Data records
"""
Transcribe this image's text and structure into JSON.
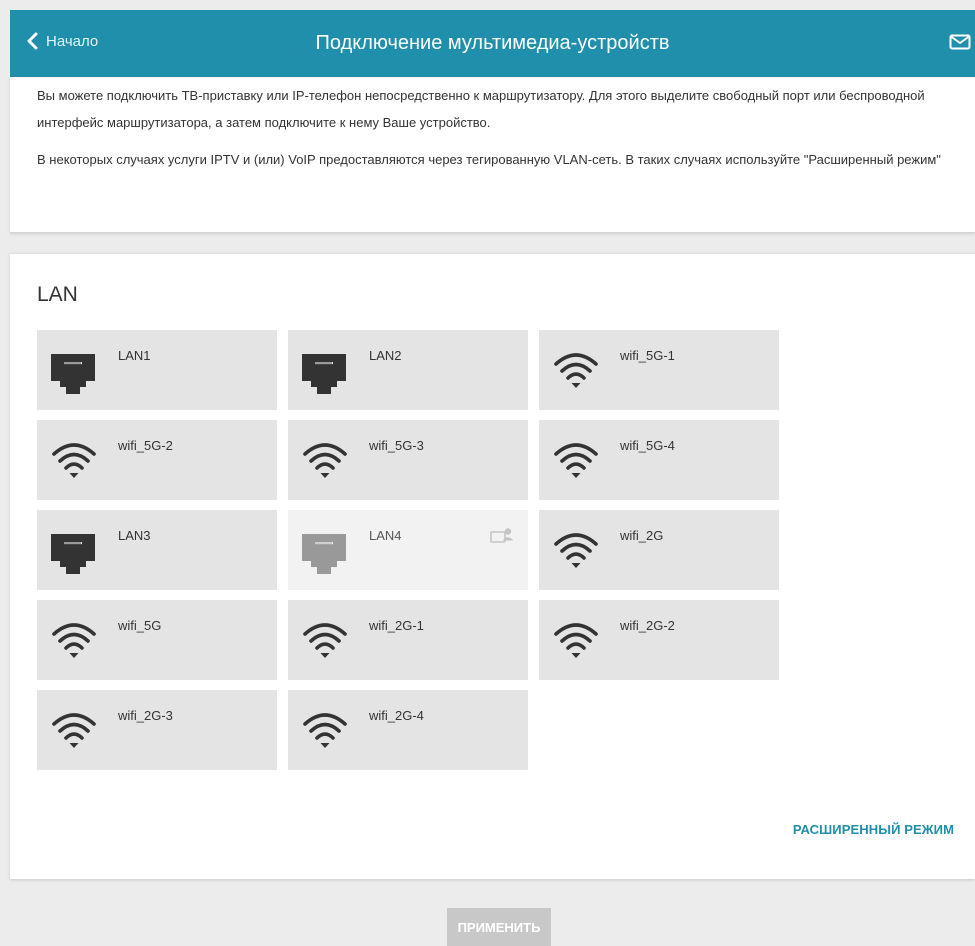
{
  "header": {
    "back_label": "Начало",
    "title": "Подключение мультимедиа-устройств",
    "mail_icon": "mail-icon"
  },
  "info": {
    "paragraph1": "Вы можете подключить ТВ-приставку или IP-телефон непосредственно к маршрутизатору. Для этого выделите свободный порт или беспроводной интерфейс маршрутизатора, а затем подключите к нему Ваше устройство.",
    "paragraph2": "В некоторых случаях услуги IPTV и (или) VoIP предоставляются через тегированную VLAN-сеть. В таких случаях используйте \"Расширенный режим\""
  },
  "lan": {
    "title": "LAN",
    "ports": [
      {
        "label": "LAN1",
        "type": "ethernet",
        "state": "available"
      },
      {
        "label": "LAN2",
        "type": "ethernet",
        "state": "available"
      },
      {
        "label": "wifi_5G-1",
        "type": "wifi",
        "state": "available"
      },
      {
        "label": "wifi_5G-2",
        "type": "wifi",
        "state": "available"
      },
      {
        "label": "wifi_5G-3",
        "type": "wifi",
        "state": "available"
      },
      {
        "label": "wifi_5G-4",
        "type": "wifi",
        "state": "available"
      },
      {
        "label": "LAN3",
        "type": "ethernet",
        "state": "available"
      },
      {
        "label": "LAN4",
        "type": "ethernet",
        "state": "in-use"
      },
      {
        "label": "wifi_2G",
        "type": "wifi",
        "state": "available"
      },
      {
        "label": "wifi_5G",
        "type": "wifi",
        "state": "available"
      },
      {
        "label": "wifi_2G-1",
        "type": "wifi",
        "state": "available"
      },
      {
        "label": "wifi_2G-2",
        "type": "wifi",
        "state": "available"
      },
      {
        "label": "wifi_2G-3",
        "type": "wifi",
        "state": "available"
      },
      {
        "label": "wifi_2G-4",
        "type": "wifi",
        "state": "available"
      }
    ],
    "advanced_label": "РАСШИРЕННЫЙ РЕЖИМ"
  },
  "apply_label": "ПРИМЕНИТЬ",
  "colors": {
    "accent": "#1f8fab",
    "tile": "#e4e4e4",
    "tile_disabled": "#f2f2f2",
    "icon": "#333333",
    "icon_disabled": "#999999",
    "apply_disabled": "#c8c8c8"
  }
}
"""
What you need to do
Return all of the entries word for word, but omit the pictures.

Result for this exercise
Transcribe this image's text and structure into JSON.
{
  "header": {
    "back_label": "Начало",
    "title": "Подключение мультимедиа-устройств",
    "mail_icon": "mail-icon"
  },
  "info": {
    "paragraph1": "Вы можете подключить ТВ-приставку или IP-телефон непосредственно к маршрутизатору. Для этого выделите свободный порт или беспроводной интерфейс маршрутизатора, а затем подключите к нему Ваше устройство.",
    "paragraph2": "В некоторых случаях услуги IPTV и (или) VoIP предоставляются через тегированную VLAN-сеть. В таких случаях используйте \"Расширенный режим\""
  },
  "lan": {
    "title": "LAN",
    "ports": [
      {
        "label": "LAN1",
        "type": "ethernet",
        "state": "available"
      },
      {
        "label": "LAN2",
        "type": "ethernet",
        "state": "available"
      },
      {
        "label": "wifi_5G-1",
        "type": "wifi",
        "state": "available"
      },
      {
        "label": "wifi_5G-2",
        "type": "wifi",
        "state": "available"
      },
      {
        "label": "wifi_5G-3",
        "type": "wifi",
        "state": "available"
      },
      {
        "label": "wifi_5G-4",
        "type": "wifi",
        "state": "available"
      },
      {
        "label": "LAN3",
        "type": "ethernet",
        "state": "available"
      },
      {
        "label": "LAN4",
        "type": "ethernet",
        "state": "in-use"
      },
      {
        "label": "wifi_2G",
        "type": "wifi",
        "state": "available"
      },
      {
        "label": "wifi_5G",
        "type": "wifi",
        "state": "available"
      },
      {
        "label": "wifi_2G-1",
        "type": "wifi",
        "state": "available"
      },
      {
        "label": "wifi_2G-2",
        "type": "wifi",
        "state": "available"
      },
      {
        "label": "wifi_2G-3",
        "type": "wifi",
        "state": "available"
      },
      {
        "label": "wifi_2G-4",
        "type": "wifi",
        "state": "available"
      }
    ],
    "advanced_label": "РАСШИРЕННЫЙ РЕЖИМ"
  },
  "apply_label": "ПРИМЕНИТЬ",
  "colors": {
    "accent": "#1f8fab",
    "tile": "#e4e4e4",
    "tile_disabled": "#f2f2f2",
    "icon": "#333333",
    "icon_disabled": "#999999",
    "apply_disabled": "#c8c8c8"
  }
}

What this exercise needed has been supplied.